__GIVEN EXERCISE__
Each of the entries should be retyped precisely as it appears.

__EXTRACTED MATERIAL__
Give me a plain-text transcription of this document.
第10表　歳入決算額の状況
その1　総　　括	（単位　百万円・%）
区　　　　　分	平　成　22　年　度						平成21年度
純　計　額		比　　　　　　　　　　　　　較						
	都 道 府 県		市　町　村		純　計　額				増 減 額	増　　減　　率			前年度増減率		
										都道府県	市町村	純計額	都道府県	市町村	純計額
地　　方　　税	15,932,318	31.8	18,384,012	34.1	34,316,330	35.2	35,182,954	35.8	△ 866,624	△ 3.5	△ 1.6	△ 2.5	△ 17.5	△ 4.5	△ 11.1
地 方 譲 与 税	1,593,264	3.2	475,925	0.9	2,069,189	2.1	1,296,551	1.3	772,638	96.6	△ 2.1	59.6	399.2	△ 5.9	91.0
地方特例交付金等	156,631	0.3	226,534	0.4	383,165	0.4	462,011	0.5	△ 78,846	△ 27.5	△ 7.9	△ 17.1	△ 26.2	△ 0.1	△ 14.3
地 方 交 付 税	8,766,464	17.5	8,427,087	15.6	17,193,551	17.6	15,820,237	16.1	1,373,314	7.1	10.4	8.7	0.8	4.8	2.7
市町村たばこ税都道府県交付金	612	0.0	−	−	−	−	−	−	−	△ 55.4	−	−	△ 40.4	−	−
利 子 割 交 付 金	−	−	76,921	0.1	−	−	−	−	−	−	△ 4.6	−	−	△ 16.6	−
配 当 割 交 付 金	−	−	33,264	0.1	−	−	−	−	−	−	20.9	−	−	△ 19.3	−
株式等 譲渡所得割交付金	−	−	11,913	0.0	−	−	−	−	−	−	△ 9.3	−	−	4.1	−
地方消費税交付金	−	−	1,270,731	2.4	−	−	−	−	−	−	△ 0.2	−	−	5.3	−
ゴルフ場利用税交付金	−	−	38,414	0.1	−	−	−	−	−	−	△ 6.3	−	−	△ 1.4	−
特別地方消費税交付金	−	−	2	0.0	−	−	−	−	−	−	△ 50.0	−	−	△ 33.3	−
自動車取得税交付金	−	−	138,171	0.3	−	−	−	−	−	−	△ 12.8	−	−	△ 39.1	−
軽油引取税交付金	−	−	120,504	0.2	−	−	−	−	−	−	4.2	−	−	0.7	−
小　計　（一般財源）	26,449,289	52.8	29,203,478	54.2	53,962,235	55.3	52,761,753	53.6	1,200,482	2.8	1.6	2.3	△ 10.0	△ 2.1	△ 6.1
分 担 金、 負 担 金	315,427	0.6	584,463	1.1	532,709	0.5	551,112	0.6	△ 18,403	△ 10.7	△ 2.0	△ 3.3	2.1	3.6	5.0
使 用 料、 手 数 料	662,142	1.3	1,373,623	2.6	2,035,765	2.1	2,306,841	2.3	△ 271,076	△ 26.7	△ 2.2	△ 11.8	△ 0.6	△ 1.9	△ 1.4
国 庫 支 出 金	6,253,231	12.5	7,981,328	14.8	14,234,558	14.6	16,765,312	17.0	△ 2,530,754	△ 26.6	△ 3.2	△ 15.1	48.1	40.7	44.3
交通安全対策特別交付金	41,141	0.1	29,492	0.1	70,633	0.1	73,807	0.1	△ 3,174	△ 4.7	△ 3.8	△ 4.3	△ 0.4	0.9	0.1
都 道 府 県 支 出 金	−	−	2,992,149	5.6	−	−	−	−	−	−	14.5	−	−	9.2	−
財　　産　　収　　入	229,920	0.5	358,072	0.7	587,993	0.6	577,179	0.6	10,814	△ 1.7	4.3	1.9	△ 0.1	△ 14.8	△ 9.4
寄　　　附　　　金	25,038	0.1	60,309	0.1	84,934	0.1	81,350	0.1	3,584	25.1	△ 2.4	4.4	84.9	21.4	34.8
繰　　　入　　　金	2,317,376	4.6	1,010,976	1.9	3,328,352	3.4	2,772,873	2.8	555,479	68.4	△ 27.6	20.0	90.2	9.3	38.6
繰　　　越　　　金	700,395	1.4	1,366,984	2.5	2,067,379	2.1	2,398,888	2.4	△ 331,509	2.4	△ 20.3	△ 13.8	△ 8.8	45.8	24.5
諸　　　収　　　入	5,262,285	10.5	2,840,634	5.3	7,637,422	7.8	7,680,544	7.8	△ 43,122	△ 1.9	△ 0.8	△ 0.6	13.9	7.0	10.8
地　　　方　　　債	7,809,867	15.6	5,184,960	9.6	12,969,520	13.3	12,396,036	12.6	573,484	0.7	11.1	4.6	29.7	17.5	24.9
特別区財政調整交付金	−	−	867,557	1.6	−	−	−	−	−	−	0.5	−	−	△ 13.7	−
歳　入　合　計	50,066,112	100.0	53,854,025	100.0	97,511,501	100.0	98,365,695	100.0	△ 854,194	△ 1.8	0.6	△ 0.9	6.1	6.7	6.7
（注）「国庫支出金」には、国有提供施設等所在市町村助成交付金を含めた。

__WRITTEN ANSWER__
Give me a plain-text transcription of this document.
第10表　歳入決算額の状況
その1　総　　括	（単位　百万円・%）
区　　　　　分	平　成　22　年　度						平成21年度
純　計　額		比　　　　　　　　　　　　　較						
	都 道 府 県		市　町　村		純　計　額				増 減 額	増　　減　　率			前年度増減率		
										都道府県	市町村	純計額	都道府県	市町村	純計額
地　　方　　税	15,932,318	31.8	18,384,012	34.1	34,316,330	35.2	35,182,954	35.8	△ 866,624	△ 3.5	△ 1.6	△ 2.5	△ 17.5	△ 4.5	△ 11.1
地 方 譲 与 税	1,593,264	3.2	475,925	0.9	2,069,189	2.1	1,296,551	1.3	772,638	96.6	△ 2.1	59.6	399.2	△ 5.9	91.0
地方特例交付金等	156,631	0.3	226,534	0.4	383,165	0.4	462,011	0.5	△ 78,846	△ 27.5	△ 7.9	△ 17.1	△ 26.2	△ 0.1	△ 14.3
地 方 交 付 税	8,766,464	17.5	8,427,087	15.6	17,193,551	17.6	15,820,237	16.1	1,373,314	7.1	10.4	8.7	0.8	4.8	2.7
市町村たばこ税都道府県交付金	612	0.0	−	−	−	−	−	−	−	△ 55.4	−	−	△ 40.4	−	−
利 子 割 交 付 金	−	−	76,921	0.1	−	−	−	−	−	−	△ 4.6	−	−	△ 16.6	−
配 当 割 交 付 金	−	−	33,264	0.1	−	−	−	−	−	−	20.9	−	−	△ 19.3	−
株式等 譲渡所得割交付金	−	−	11,913	0.0	−	−	−	−	−	−	△ 9.3	−	−	4.1	−
地方消費税交付金	−	−	1,270,731	2.4	−	−	−	−	−	−	△ 0.2	−	−	5.3	−
ゴルフ場利用税交付金	−	−	38,414	0.1	−	−	−	−	−	−	△ 6.3	−	−	△ 1.4	−
特別地方消費税交付金	−	−	2	0.0	−	−	−	−	−	−	△ 50.0	−	−	△ 33.3	−
自動車取得税交付金	−	−	138,171	0.3	−	−	−	−	−	−	△ 12.8	−	−	△ 39.1	−
軽油引取税交付金	−	−	120,504	0.2	−	−	−	−	−	−	4.2	−	−	0.7	−
小　計　（一般財源）	26,449,289	52.8	29,203,478	54.2	53,962,235	55.3	52,761,753	53.6	1,200,482	2.8	1.6	2.3	△ 10.0	△ 2.1	△ 6.1
分 担 金、 負 担 金	315,427	0.6	584,463	1.1	532,709	0.5	551,112	0.6	△ 18,403	△ 10.7	△ 2.0	△ 3.3	2.1	3.6	5.0
使 用 料、 手 数 料	662,142	1.3	1,373,623	2.6	2,035,765	2.1	2,306,841	2.3	△ 271,076	△ 26.7	△ 2.2	△ 11.8	△ 0.6	△ 1.9	△ 1.4
国 庫 支 出 金	6,253,231	12.5	7,981,328	14.8	14,234,558	14.6	16,765,312	17.0	△ 2,530,754	△ 26.6	△ 3.2	△ 15.1	48.1	40.7	44.3
交通安全対策特別交付金	41,141	0.1	29,492	0.1	70,633	0.1	73,807	0.1	△ 3,174	△ 4.7	△ 3.8	△ 4.3	△ 0.4	0.9	0.1
都 道 府 県 支 出 金	−	−	2,992,149	5.6	−	−	−	−	−	−	14.5	−	−	9.2	−
財　　産　　収　　入	229,920	0.5	358,072	0.7	587,993	0.6	577,179	0.6	10,814	△ 1.7	4.3	1.9	△ 0.1	△ 14.8	△ 9.4
寄　　　附　　　金	25,038	0.1	60,309	0.1	84,934	0.1	81,350	0.1	3,584	25.1	△ 2.4	4.4	84.9	21.4	34.8
繰　　　入　　　金	2,317,376	4.6	1,010,976	1.9	3,328,352	3.4	2,772,873	2.8	555,479	68.4	△ 27.6	20.0	90.2	9.3	38.6
繰　　　越　　　金	700,395	1.4	1,366,984	2.5	2,067,379	2.1	2,398,888	2.4	△ 331,509	2.4	△ 20.3	△ 13.8	△ 8.8	45.8	24.5
諸　　　収　　　入	5,262,285	10.5	2,840,634	5.3	7,637,422	7.8	7,680,544	7.8	△ 43,122	△ 1.9	△ 0.8	△ 0.6	13.9	7.0	10.8
地　　　方　　　債	7,809,867	15.6	5,184,960	9.6	12,969,520	13.3	12,396,036	12.6	573,484	0.7	11.1	4.6	29.7	17.5	24.9
特別区財政調整交付金	−	−	867,557	1.6	−	−	−	−	−	−	0.5	−	−	△ 13.7	−
歳　入　合　計	50,066,112	100.0	53,854,025	100.0	97,511,501	100.0	98,365,695	100.0	△ 854,194	△ 1.8	0.6	△ 0.9	6.1	6.7	6.7
（注）「国庫支出金」には、国有提供施設等所在市町村助成交付金を含めた。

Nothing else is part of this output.